Dataset records:
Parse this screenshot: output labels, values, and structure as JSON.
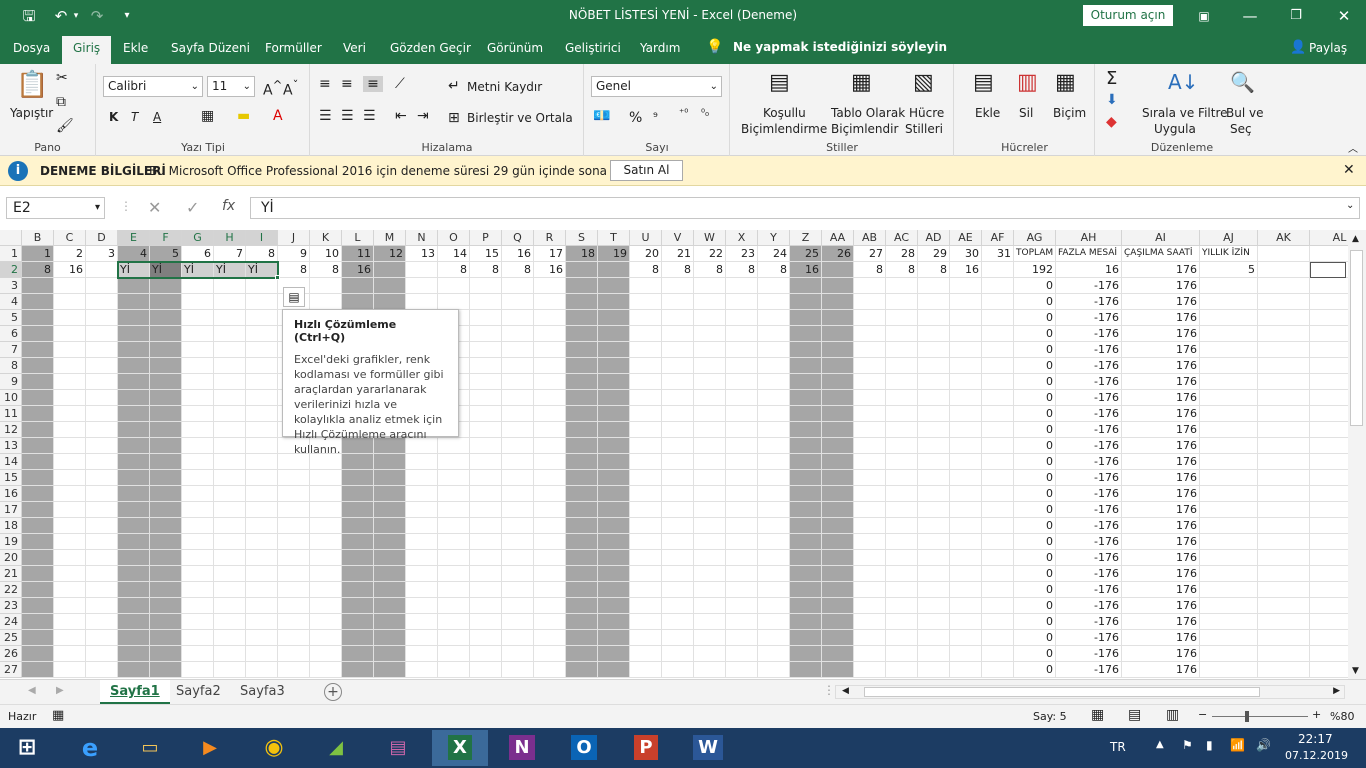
{
  "titlebar": {
    "save_icon": "save-icon",
    "undo_icon": "undo-icon",
    "redo_icon": "redo-icon",
    "customize_icon": "customize-icon",
    "title": "NÖBET LİSTESİ YENİ  -  Excel (Deneme)",
    "signin": "Oturum açın",
    "ribbon_display_icon": "ribbon-display-icon",
    "minimize_icon": "minimize-icon",
    "restore_icon": "restore-icon",
    "close_icon": "close-icon"
  },
  "tabs": [
    "Dosya",
    "Giriş",
    "Ekle",
    "Sayfa Düzeni",
    "Formüller",
    "Veri",
    "Gözden Geçir",
    "Görünüm",
    "Geliştirici",
    "Yardım"
  ],
  "tell_me": "Ne yapmak istediğinizi söyleyin",
  "share": "Paylaş",
  "ribbon": {
    "clipboard": {
      "label": "Pano",
      "paste": "Yapıştır"
    },
    "font": {
      "label": "Yazı Tipi",
      "name": "Calibri",
      "size": "11",
      "bold": "K",
      "italic": "T",
      "underline": "A"
    },
    "alignment": {
      "label": "Hizalama",
      "wrap": "Metni Kaydır",
      "merge": "Birleştir ve Ortala"
    },
    "number": {
      "label": "Sayı",
      "format": "Genel",
      "percent": "%",
      "comma": "⁹"
    },
    "styles": {
      "label": "Stiller",
      "conditional": [
        "Koşullu",
        "Biçimlendirme"
      ],
      "table": [
        "Tablo Olarak",
        "Biçimlendir"
      ],
      "cell": [
        "Hücre",
        "Stilleri"
      ]
    },
    "cells": {
      "label": "Hücreler",
      "insert": "Ekle",
      "delete": "Sil",
      "format": "Biçim"
    },
    "editing": {
      "label": "Düzenleme",
      "sort": [
        "Sırala ve Filtre",
        "Uygula"
      ],
      "find": [
        "Bul ve",
        "Seç"
      ]
    }
  },
  "message": {
    "title": "DENEME BİLGİLERİ",
    "text": "Bu Microsoft Office Professional 2016 için deneme süresi 29 gün içinde sona erecek.",
    "button": "Satın Al"
  },
  "formula_bar": {
    "name_box": "E2",
    "fx": "fx",
    "value": "Yİ"
  },
  "grid": {
    "columns": [
      "B",
      "C",
      "D",
      "E",
      "F",
      "G",
      "H",
      "I",
      "J",
      "K",
      "L",
      "M",
      "N",
      "O",
      "P",
      "Q",
      "R",
      "S",
      "T",
      "U",
      "V",
      "W",
      "X",
      "Y",
      "Z",
      "AA",
      "AB",
      "AC",
      "AD",
      "AE",
      "AF",
      "AG",
      "AH",
      "AI",
      "AJ",
      "AK",
      "AL"
    ],
    "row1": [
      "1",
      "2",
      "3",
      "4",
      "5",
      "6",
      "7",
      "8",
      "9",
      "10",
      "11",
      "12",
      "13",
      "14",
      "15",
      "16",
      "17",
      "18",
      "19",
      "20",
      "21",
      "22",
      "23",
      "24",
      "25",
      "26",
      "27",
      "28",
      "29",
      "30",
      "31",
      "TOPLAM",
      "FAZLA MESAİ",
      "ÇAŞILMA SAATİ",
      "YILLIK İZİN",
      "",
      ""
    ],
    "row2": [
      "8",
      "16",
      "",
      "Yİ",
      "Yİ",
      "Yİ",
      "Yİ",
      "Yİ",
      "8",
      "8",
      "16",
      "",
      "",
      "8",
      "8",
      "8",
      "16",
      "",
      "",
      "8",
      "8",
      "8",
      "8",
      "8",
      "16",
      "",
      "8",
      "8",
      "8",
      "16",
      "",
      "192",
      "16",
      "176",
      "5",
      "",
      ""
    ],
    "rest_ag": "0",
    "rest_ah": "-176",
    "rest_ai": "176",
    "row_numbers": [
      "1",
      "2",
      "3",
      "4",
      "5",
      "6",
      "7",
      "8",
      "9",
      "10",
      "11",
      "12",
      "13",
      "14",
      "15",
      "16",
      "17",
      "18",
      "19",
      "20",
      "21",
      "22",
      "23",
      "24",
      "25",
      "26",
      "27"
    ]
  },
  "quick_analysis": {
    "icon": "quick-analysis-icon",
    "title": "Hızlı Çözümleme (Ctrl+Q)",
    "body": "Excel'deki grafikler, renk kodlaması ve formüller gibi araçlardan yararlanarak verilerinizi hızla ve kolaylıkla analiz etmek için Hızlı Çözümleme aracını kullanın."
  },
  "sheets": [
    "Sayfa1",
    "Sayfa2",
    "Sayfa3"
  ],
  "status": {
    "ready": "Hazır",
    "count": "Say: 5",
    "zoom": "%80"
  },
  "taskbar": {
    "lang": "TR",
    "time": "22:17",
    "date": "07.12.2019"
  },
  "colors": {
    "excel_green": "#217346",
    "gray_column": "#a6a6a6",
    "selected_gray": "#d0d0d0"
  }
}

Set problem
Your task is to report how many lines of the material include the string "için". Give the number and no other words.

The answer
2